Stored data entries
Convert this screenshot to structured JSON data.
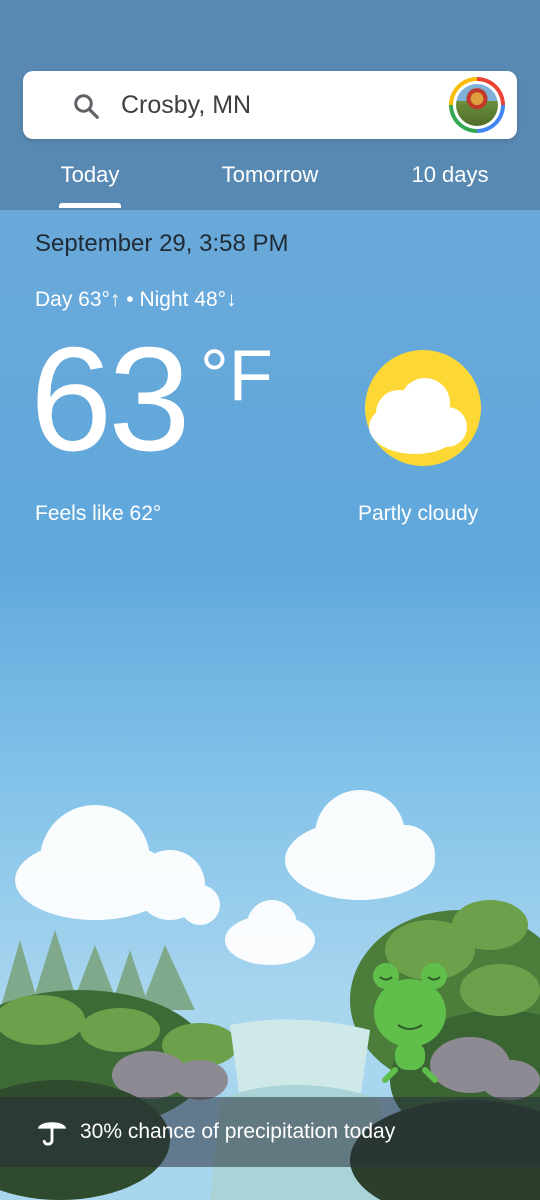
{
  "search": {
    "location": "Crosby, MN"
  },
  "tabs": [
    {
      "label": "Today",
      "selected": true
    },
    {
      "label": "Tomorrow",
      "selected": false
    },
    {
      "label": "10 days",
      "selected": false
    }
  ],
  "current": {
    "datetime": "September 29, 3:58 PM",
    "day_night": "Day 63°↑ • Night 48°↓",
    "temperature": "63",
    "unit": "°F",
    "feels_like": "Feels like 62°",
    "condition": "Partly cloudy",
    "condition_icon": "partly-cloudy-icon"
  },
  "precipitation": {
    "icon": "umbrella-icon",
    "text": "30% chance of precipitation today"
  },
  "colors": {
    "header": "#5889b2",
    "sky": "#6aa9d9",
    "sun": "#fdd835"
  }
}
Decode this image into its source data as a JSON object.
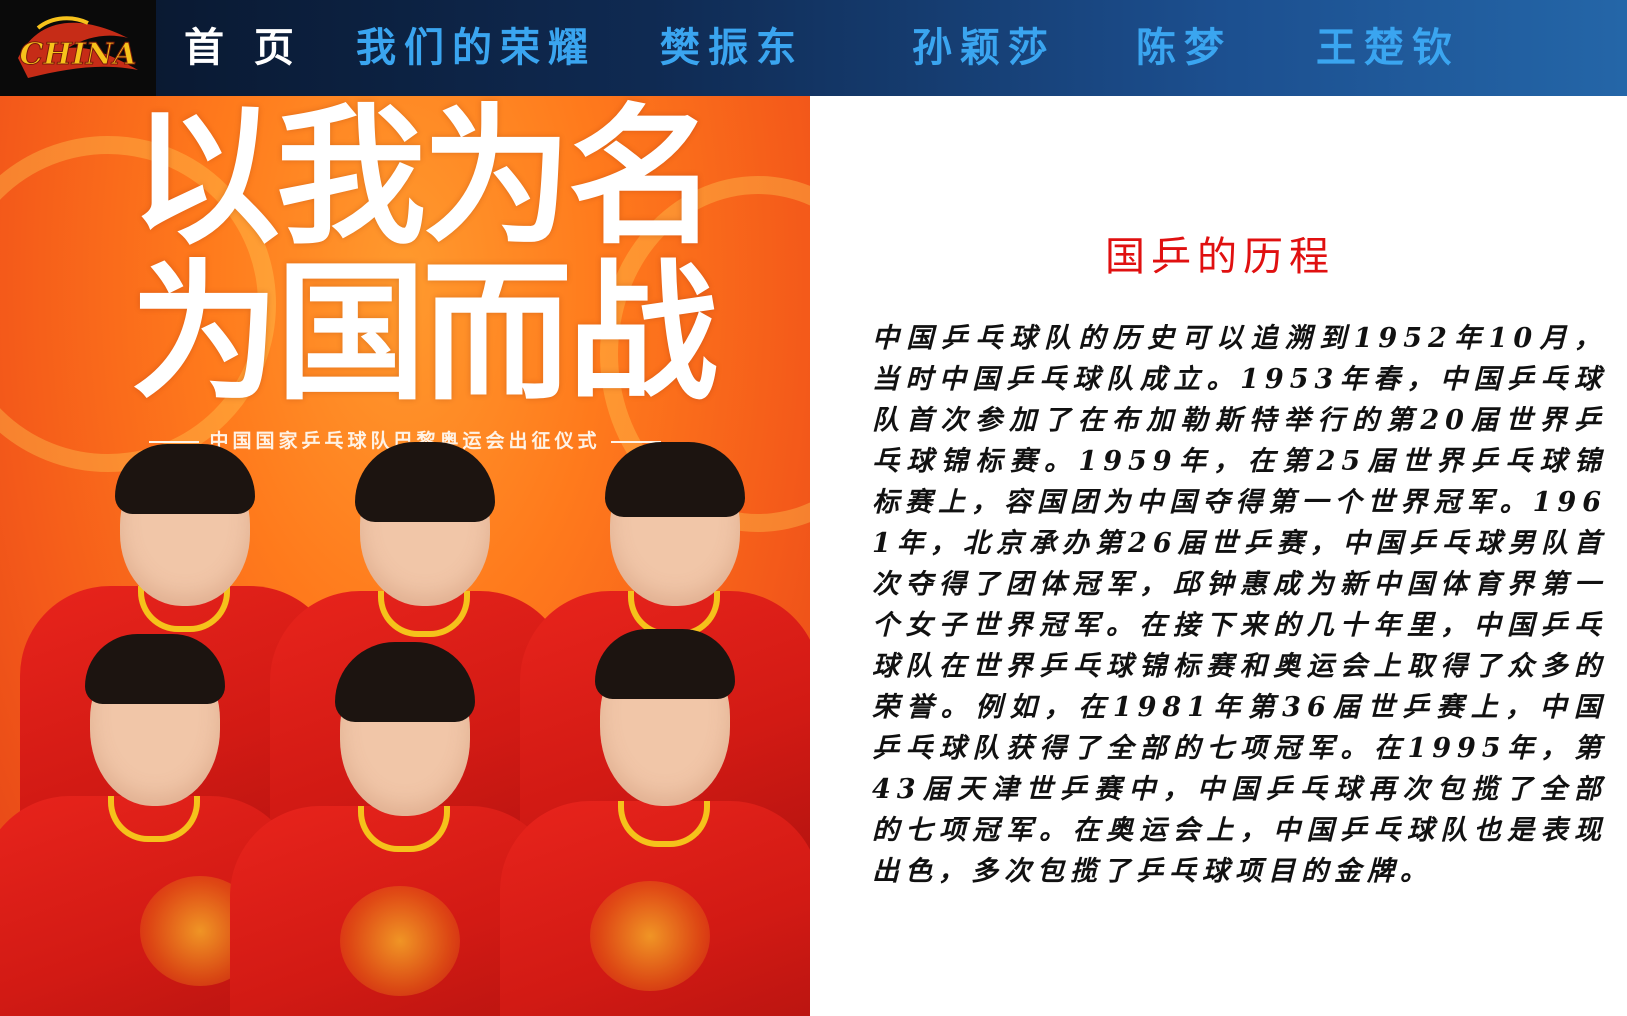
{
  "nav": {
    "logo_text": "CHINA",
    "items": [
      {
        "label": "首 页"
      },
      {
        "label": "我们的荣耀"
      },
      {
        "label": "樊振东"
      },
      {
        "label": "孙颖莎"
      },
      {
        "label": "陈梦"
      },
      {
        "label": "王楚钦"
      }
    ]
  },
  "poster": {
    "title_line1": "以我为名",
    "title_line2": "为国而战",
    "subtitle": "中国国家乒乓球队巴黎奥运会出征仪式"
  },
  "content": {
    "title": "国乒的历程",
    "body": "中国乒乓球队的历史可以追溯到1952年10月，当时中国乒乓球队成立。1953年春，中国乒乓球队首次参加了在布加勒斯特举行的第20届世界乒乓球锦标赛。1959年，在第25届世界乒乓球锦标赛上，容国团为中国夺得第一个世界冠军。1961年，北京承办第26届世乒赛，中国乒乓球男队首次夺得了团体冠军，邱钟惠成为新中国体育界第一个女子世界冠军。在接下来的几十年里，中国乒乓球队在世界乒乓球锦标赛和奥运会上取得了众多的荣誉。例如，在1981年第36届世乒赛上，中国乒乓球队获得了全部的七项冠军。在1995年，第43届天津世乒赛中，中国乒乓球再次包揽了全部的七项冠军。在奥运会上，中国乒乓球队也是表现出色，多次包揽了乒乓球项目的金牌。"
  },
  "colors": {
    "nav_active": "#ffffff",
    "nav_link": "#3aa5f0",
    "title_red": "#e01010",
    "poster_orange": "#ff7a1c"
  }
}
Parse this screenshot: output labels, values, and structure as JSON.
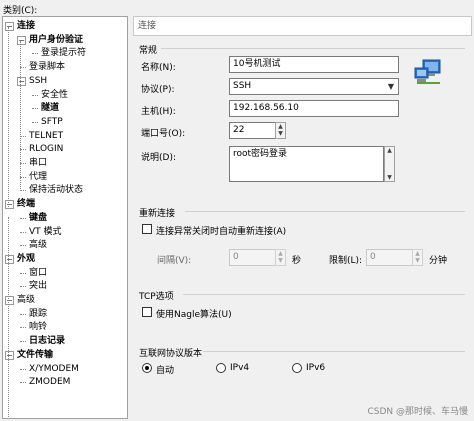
{
  "category_label": "类别(C):",
  "tree": [
    {
      "label": "连接",
      "bold": true,
      "level": 0,
      "expander": "−"
    },
    {
      "label": "用户身份验证",
      "bold": true,
      "level": 1,
      "expander": "−"
    },
    {
      "label": "登录提示符",
      "bold": false,
      "level": 2
    },
    {
      "label": "登录脚本",
      "bold": false,
      "level": 1
    },
    {
      "label": "SSH",
      "bold": false,
      "level": 1,
      "expander": "−"
    },
    {
      "label": "安全性",
      "bold": false,
      "level": 2
    },
    {
      "label": "隧道",
      "bold": true,
      "level": 2
    },
    {
      "label": "SFTP",
      "bold": false,
      "level": 2
    },
    {
      "label": "TELNET",
      "bold": false,
      "level": 1
    },
    {
      "label": "RLOGIN",
      "bold": false,
      "level": 1
    },
    {
      "label": "串口",
      "bold": false,
      "level": 1
    },
    {
      "label": "代理",
      "bold": false,
      "level": 1
    },
    {
      "label": "保持活动状态",
      "bold": false,
      "level": 1
    },
    {
      "label": "终端",
      "bold": true,
      "level": 0,
      "expander": "−"
    },
    {
      "label": "键盘",
      "bold": true,
      "level": 1
    },
    {
      "label": "VT 模式",
      "bold": false,
      "level": 1
    },
    {
      "label": "高级",
      "bold": false,
      "level": 1
    },
    {
      "label": "外观",
      "bold": true,
      "level": 0,
      "expander": "−"
    },
    {
      "label": "窗口",
      "bold": false,
      "level": 1
    },
    {
      "label": "突出",
      "bold": false,
      "level": 1
    },
    {
      "label": "高级",
      "bold": false,
      "level": 0,
      "expander": "−"
    },
    {
      "label": "跟踪",
      "bold": false,
      "level": 1
    },
    {
      "label": "响铃",
      "bold": false,
      "level": 1
    },
    {
      "label": "日志记录",
      "bold": true,
      "level": 1
    },
    {
      "label": "文件传输",
      "bold": true,
      "level": 0,
      "expander": "−"
    },
    {
      "label": "X/YMODEM",
      "bold": false,
      "level": 1
    },
    {
      "label": "ZMODEM",
      "bold": false,
      "level": 1
    }
  ],
  "header_title": "连接",
  "general": {
    "title": "常规",
    "name_label": "名称(N):",
    "name_value": "10号机测试",
    "protocol_label": "协议(P):",
    "protocol_value": "SSH",
    "host_label": "主机(H):",
    "host_value": "192.168.56.10",
    "port_label": "端口号(O):",
    "port_value": "22",
    "desc_label": "说明(D):",
    "desc_value": "root密码登录"
  },
  "reconnect": {
    "title": "重新连接",
    "checkbox_label": "连接异常关闭时自动重新连接(A)",
    "interval_label": "间隔(V):",
    "interval_value": "0",
    "interval_unit": "秒",
    "limit_label": "限制(L):",
    "limit_value": "0",
    "limit_unit": "分钟"
  },
  "tcp": {
    "title": "TCP选项",
    "nagle_label": "使用Nagle算法(U)"
  },
  "ip": {
    "title": "互联网协议版本",
    "auto_label": "自动",
    "ipv4_label": "IPv4",
    "ipv6_label": "IPv6"
  },
  "watermark": "CSDN @那时候、车马慢"
}
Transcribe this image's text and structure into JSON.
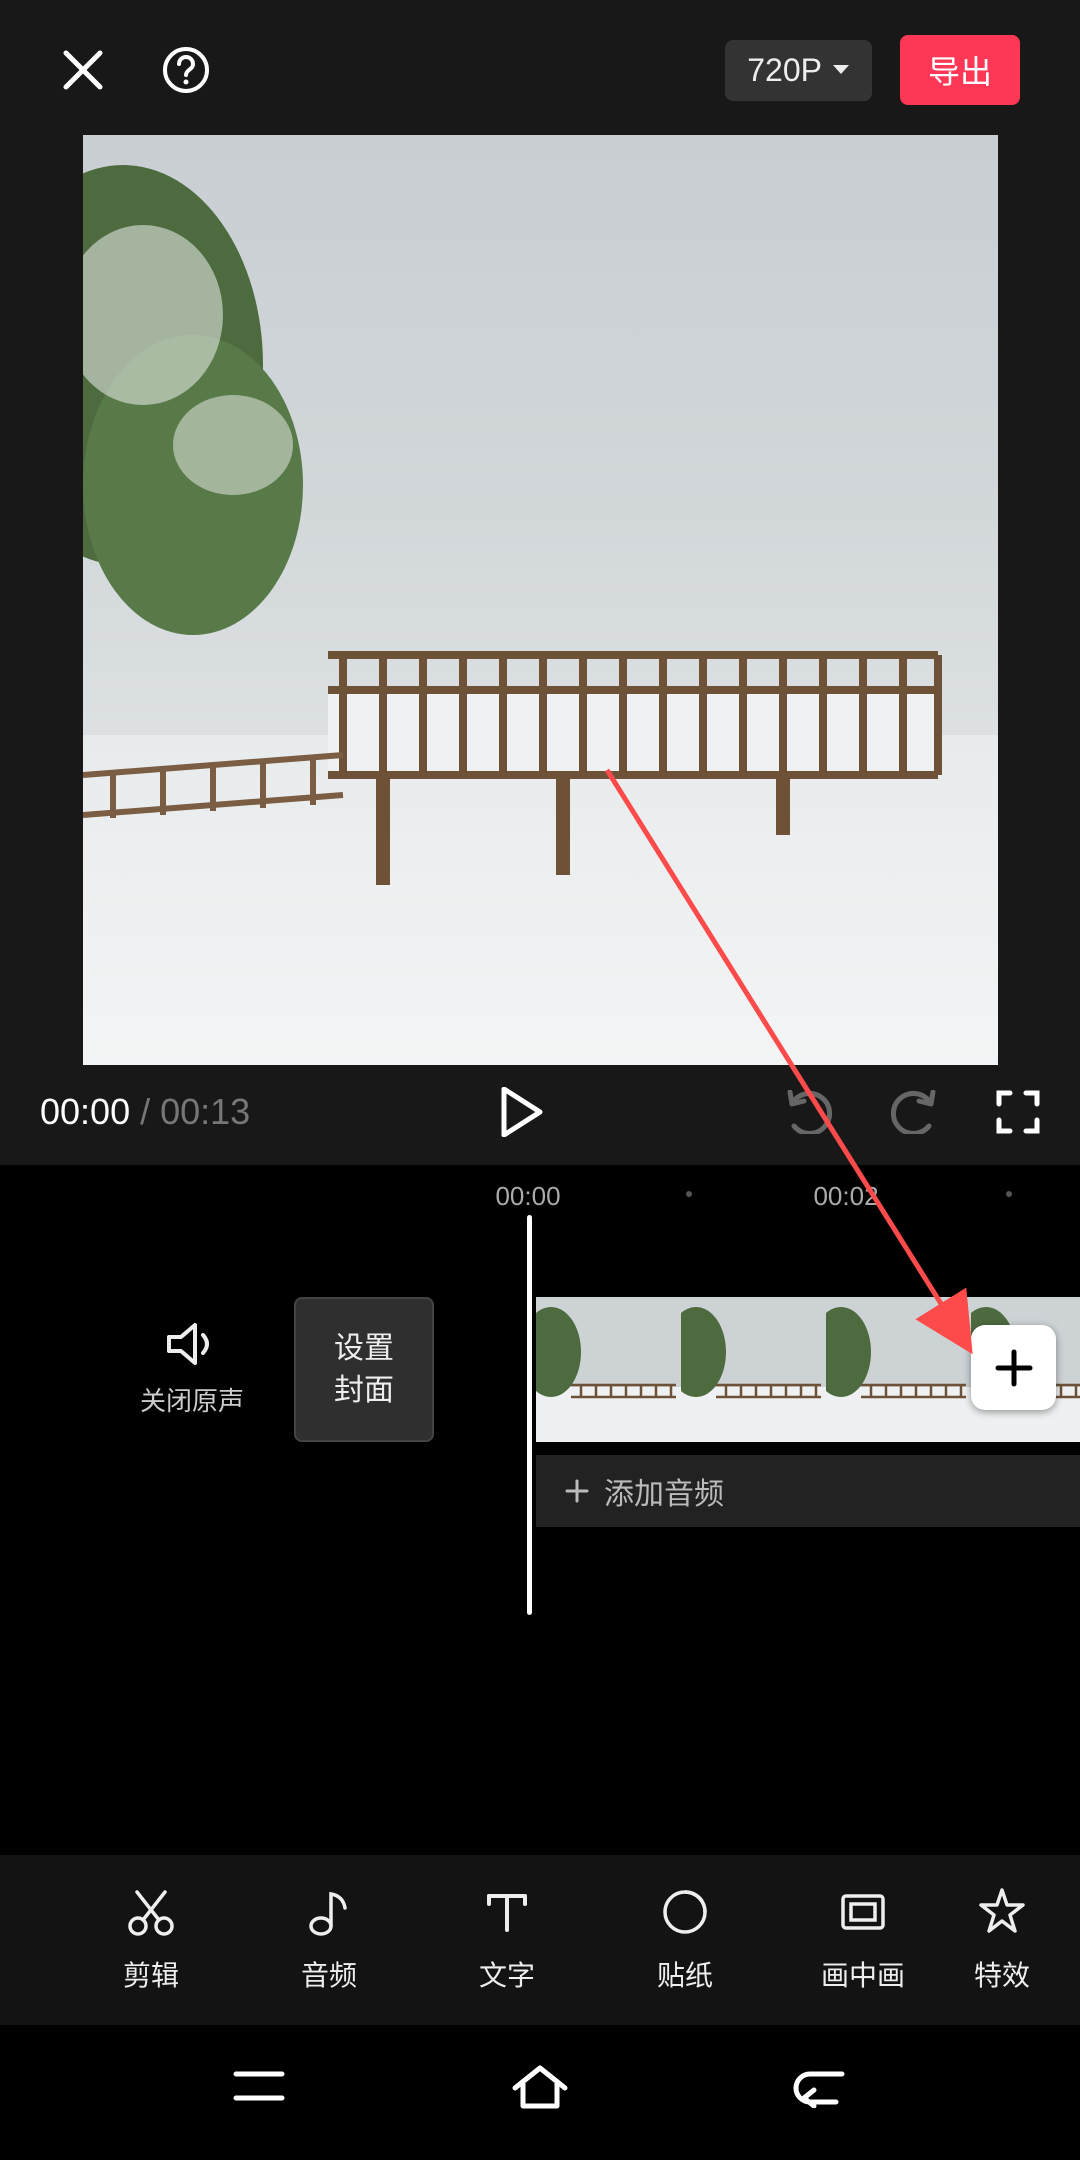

GIVEN TASK:
Using the material above, return every line exactly as it appears, minus the pictures.

OUTPUT OF THE TASK:
Convert this screenshot to structured JSON data.
{
  "search": {
    "location": "Crosby, MN"
  },
  "tabs": [
    {
      "label": "Today",
      "selected": true
    },
    {
      "label": "Tomorrow",
      "selected": false
    },
    {
      "label": "10 days",
      "selected": false
    }
  ],
  "current": {
    "datetime": "September 29, 3:58 PM",
    "day_night": "Day 63°↑ • Night 48°↓",
    "temperature": "63",
    "unit": "°F",
    "feels_like": "Feels like 62°",
    "condition": "Partly cloudy",
    "condition_icon": "partly-cloudy-icon"
  },
  "precipitation": {
    "icon": "umbrella-icon",
    "text": "30% chance of precipitation today"
  },
  "colors": {
    "header": "#5889b2",
    "sky": "#6aa9d9",
    "sun": "#fdd835"
  }
}
Decode this image into its source data as a JSON object.
{
  "nav": {
    "logo_text": "CHINA",
    "items": [
      {
        "label": "首 页"
      },
      {
        "label": "我们的荣耀"
      },
      {
        "label": "樊振东"
      },
      {
        "label": "孙颖莎"
      },
      {
        "label": "陈梦"
      },
      {
        "label": "王楚钦"
      }
    ]
  },
  "poster": {
    "title_line1": "以我为名",
    "title_line2": "为国而战",
    "subtitle": "中国国家乒乓球队巴黎奥运会出征仪式"
  },
  "content": {
    "title": "国乒的历程",
    "body": "中国乒乓球队的历史可以追溯到1952年10月，当时中国乒乓球队成立。1953年春，中国乒乓球队首次参加了在布加勒斯特举行的第20届世界乒乓球锦标赛。1959年，在第25届世界乒乓球锦标赛上，容国团为中国夺得第一个世界冠军。1961年，北京承办第26届世乒赛，中国乒乓球男队首次夺得了团体冠军，邱钟惠成为新中国体育界第一个女子世界冠军。在接下来的几十年里，中国乒乓球队在世界乒乓球锦标赛和奥运会上取得了众多的荣誉。例如，在1981年第36届世乒赛上，中国乒乓球队获得了全部的七项冠军。在1995年，第43届天津世乒赛中，中国乒乓球再次包揽了全部的七项冠军。在奥运会上，中国乒乓球队也是表现出色，多次包揽了乒乓球项目的金牌。"
  },
  "colors": {
    "nav_active": "#ffffff",
    "nav_link": "#3aa5f0",
    "title_red": "#e01010",
    "poster_orange": "#ff7a1c"
  }
}
Parse this screenshot: output labels, values, and structure as JSON.
{
  "category_label": "类别(C):",
  "tree": [
    {
      "label": "连接",
      "bold": true,
      "level": 0,
      "expander": "−"
    },
    {
      "label": "用户身份验证",
      "bold": true,
      "level": 1,
      "expander": "−"
    },
    {
      "label": "登录提示符",
      "bold": false,
      "level": 2
    },
    {
      "label": "登录脚本",
      "bold": false,
      "level": 1
    },
    {
      "label": "SSH",
      "bold": false,
      "level": 1,
      "expander": "−"
    },
    {
      "label": "安全性",
      "bold": false,
      "level": 2
    },
    {
      "label": "隧道",
      "bold": true,
      "level": 2
    },
    {
      "label": "SFTP",
      "bold": false,
      "level": 2
    },
    {
      "label": "TELNET",
      "bold": false,
      "level": 1
    },
    {
      "label": "RLOGIN",
      "bold": false,
      "level": 1
    },
    {
      "label": "串口",
      "bold": false,
      "level": 1
    },
    {
      "label": "代理",
      "bold": false,
      "level": 1
    },
    {
      "label": "保持活动状态",
      "bold": false,
      "level": 1
    },
    {
      "label": "终端",
      "bold": true,
      "level": 0,
      "expander": "−"
    },
    {
      "label": "键盘",
      "bold": true,
      "level": 1
    },
    {
      "label": "VT 模式",
      "bold": false,
      "level": 1
    },
    {
      "label": "高级",
      "bold": false,
      "level": 1
    },
    {
      "label": "外观",
      "bold": true,
      "level": 0,
      "expander": "−"
    },
    {
      "label": "窗口",
      "bold": false,
      "level": 1
    },
    {
      "label": "突出",
      "bold": false,
      "level": 1
    },
    {
      "label": "高级",
      "bold": false,
      "level": 0,
      "expander": "−"
    },
    {
      "label": "跟踪",
      "bold": false,
      "level": 1
    },
    {
      "label": "响铃",
      "bold": false,
      "level": 1
    },
    {
      "label": "日志记录",
      "bold": true,
      "level": 1
    },
    {
      "label": "文件传输",
      "bold": true,
      "level": 0,
      "expander": "−"
    },
    {
      "label": "X/YMODEM",
      "bold": false,
      "level": 1
    },
    {
      "label": "ZMODEM",
      "bold": false,
      "level": 1
    }
  ],
  "header_title": "连接",
  "general": {
    "title": "常规",
    "name_label": "名称(N):",
    "name_value": "10号机测试",
    "protocol_label": "协议(P):",
    "protocol_value": "SSH",
    "host_label": "主机(H):",
    "host_value": "192.168.56.10",
    "port_label": "端口号(O):",
    "port_value": "22",
    "desc_label": "说明(D):",
    "desc_value": "root密码登录"
  },
  "reconnect": {
    "title": "重新连接",
    "checkbox_label": "连接异常关闭时自动重新连接(A)",
    "interval_label": "间隔(V):",
    "interval_value": "0",
    "interval_unit": "秒",
    "limit_label": "限制(L):",
    "limit_value": "0",
    "limit_unit": "分钟"
  },
  "tcp": {
    "title": "TCP选项",
    "nagle_label": "使用Nagle算法(U)"
  },
  "ip": {
    "title": "互联网协议版本",
    "auto_label": "自动",
    "ipv4_label": "IPv4",
    "ipv6_label": "IPv6"
  },
  "watermark": "CSDN @那时候、车马慢"
}
Transcribe this image's text and structure into JSON.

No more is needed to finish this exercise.